- [Testo di partenza]
Il mese di luglio è sempre una esperienza che un po’ si discosta da tutto quello che succede durante l’anno… Solo un pochino.

Perché arrivano energie nuove, qualche nuova famiglia, più spesso rientrano bimbi che sono stati uno o due anni alla materna. E poi ci siamo noi, che ci rinnoviamo a nostro modo con una voglia differente di giocare e fare festa… tra un week end al mare e un tuffo in piscina… perché l’estate è anche questo!

E allora al Nido Blu arriva la pagliaccia Fischietta che propone laboratori e momenti di spettacolo, ma che è anche una nuova dada quando si toglie il naso rosso!! E il  dado Walter, accolto dai bimbi con grande entusiasmo perché porta la musica, il tamburo grande, le sue acrobazie e il suo sorriso sempre accogliente e che sostiene ogni loro slancio.

194In tutto questo ci sono momenti in cui mi fermo ad osservare e a tirare qualche filo di questa esperienza che ormai dura da quattro anni in questa struttura, ma ben di più nella nostra esperienza educativa.
E oggi la cosa che mi ha colpito di più è stata la FIDUCIA.

- [Record forniti]
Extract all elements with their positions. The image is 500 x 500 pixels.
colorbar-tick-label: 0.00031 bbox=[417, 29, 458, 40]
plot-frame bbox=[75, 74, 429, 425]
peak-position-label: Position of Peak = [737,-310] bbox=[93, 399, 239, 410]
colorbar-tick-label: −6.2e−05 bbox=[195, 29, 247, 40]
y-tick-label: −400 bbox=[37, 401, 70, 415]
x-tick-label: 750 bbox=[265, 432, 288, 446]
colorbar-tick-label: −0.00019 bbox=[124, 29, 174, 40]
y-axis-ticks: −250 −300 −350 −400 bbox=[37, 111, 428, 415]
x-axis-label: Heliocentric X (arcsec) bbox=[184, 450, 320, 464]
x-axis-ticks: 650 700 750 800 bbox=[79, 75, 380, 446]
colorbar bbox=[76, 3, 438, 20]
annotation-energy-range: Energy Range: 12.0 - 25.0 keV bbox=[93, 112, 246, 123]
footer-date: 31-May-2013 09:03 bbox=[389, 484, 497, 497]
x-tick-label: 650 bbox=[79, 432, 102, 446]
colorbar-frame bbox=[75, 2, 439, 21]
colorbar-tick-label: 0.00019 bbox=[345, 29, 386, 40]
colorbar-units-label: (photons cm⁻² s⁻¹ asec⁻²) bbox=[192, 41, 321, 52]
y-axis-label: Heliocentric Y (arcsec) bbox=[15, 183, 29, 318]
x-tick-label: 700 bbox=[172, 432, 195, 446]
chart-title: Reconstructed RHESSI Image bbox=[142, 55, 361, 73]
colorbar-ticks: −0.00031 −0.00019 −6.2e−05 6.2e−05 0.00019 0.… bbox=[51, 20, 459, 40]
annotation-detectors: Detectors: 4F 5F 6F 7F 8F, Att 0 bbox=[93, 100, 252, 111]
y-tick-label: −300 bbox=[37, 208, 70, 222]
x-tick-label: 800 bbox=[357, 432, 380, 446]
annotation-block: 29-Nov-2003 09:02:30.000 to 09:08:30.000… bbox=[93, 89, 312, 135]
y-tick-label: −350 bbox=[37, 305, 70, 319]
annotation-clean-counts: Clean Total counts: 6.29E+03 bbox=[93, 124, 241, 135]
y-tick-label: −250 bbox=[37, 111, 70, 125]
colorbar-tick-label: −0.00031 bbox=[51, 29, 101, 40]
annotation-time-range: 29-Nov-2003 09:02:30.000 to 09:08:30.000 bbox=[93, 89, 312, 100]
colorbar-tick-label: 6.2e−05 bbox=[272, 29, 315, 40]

- [Compito] Estrai dal testo sul Nido Blu, copiandolo alla lettera, il passo che si apre con le parole contenenti "Perché arrivano energie" e si chiude con "è anche questo!". I record non sono necessari.

- [Risposta]
Perché arrivano energie nuove, qualche nuova famiglia, più spesso rientrano bimbi che sono stati uno o due anni alla materna. E poi ci siamo noi, che ci rinnoviamo a nostro modo con una voglia differente di giocare e fare festa… tra un week end al mare e un tuffo in piscina… perché l’estate è anche questo!